Stated problem
Make an exact copy of all the entries below, with the pictures left out.

The input
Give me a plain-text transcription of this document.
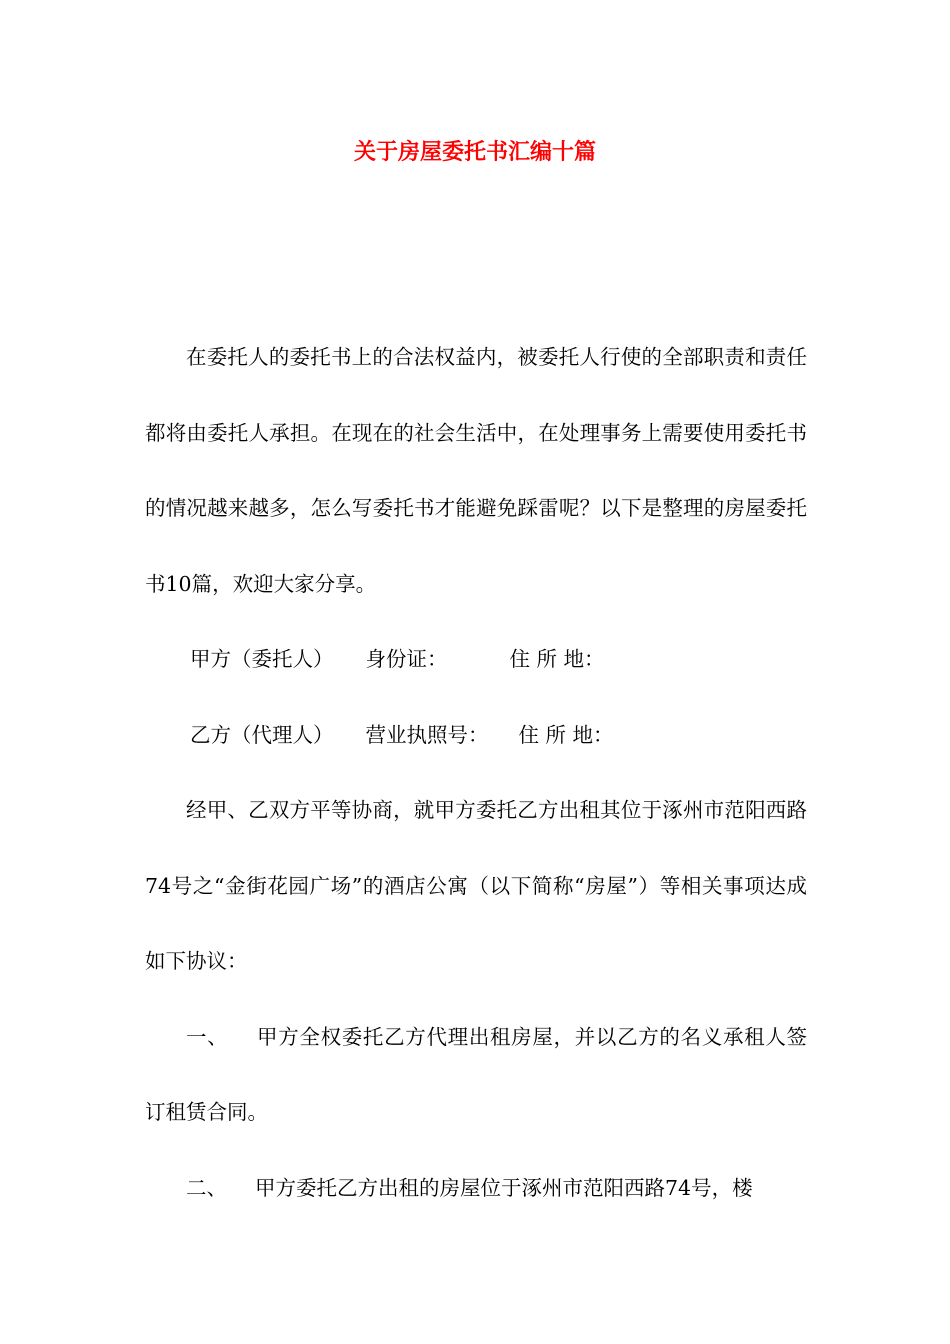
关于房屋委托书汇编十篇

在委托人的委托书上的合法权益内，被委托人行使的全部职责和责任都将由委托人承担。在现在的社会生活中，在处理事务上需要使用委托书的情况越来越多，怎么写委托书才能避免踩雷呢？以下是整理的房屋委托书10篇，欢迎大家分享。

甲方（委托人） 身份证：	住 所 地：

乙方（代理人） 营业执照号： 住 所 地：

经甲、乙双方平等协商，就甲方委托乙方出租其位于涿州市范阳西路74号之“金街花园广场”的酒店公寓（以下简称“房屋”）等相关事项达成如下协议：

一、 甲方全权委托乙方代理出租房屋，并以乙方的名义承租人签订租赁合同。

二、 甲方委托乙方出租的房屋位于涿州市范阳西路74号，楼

Solved problem
Give me a plain-text transcription of this document.
关于房屋委托书汇编十篇

在委托人的委托书上的合法权益内，被委托人行使的全部职责和责任都将由委托人承担。在现在的社会生活中，在处理事务上需要使用委托书的情况越来越多，怎么写委托书才能避免踩雷呢？以下是整理的房屋委托书10篇，欢迎大家分享。

甲方（委托人） 身份证：	住 所 地：

乙方（代理人） 营业执照号： 住 所 地：

经甲、乙双方平等协商，就甲方委托乙方出租其位于涿州市范阳西路74号之“金街花园广场”的酒店公寓（以下简称“房屋”）等相关事项达成如下协议：

一、 甲方全权委托乙方代理出租房屋，并以乙方的名义承租人签订租赁合同。

二、 甲方委托乙方出租的房屋位于涿州市范阳西路74号，楼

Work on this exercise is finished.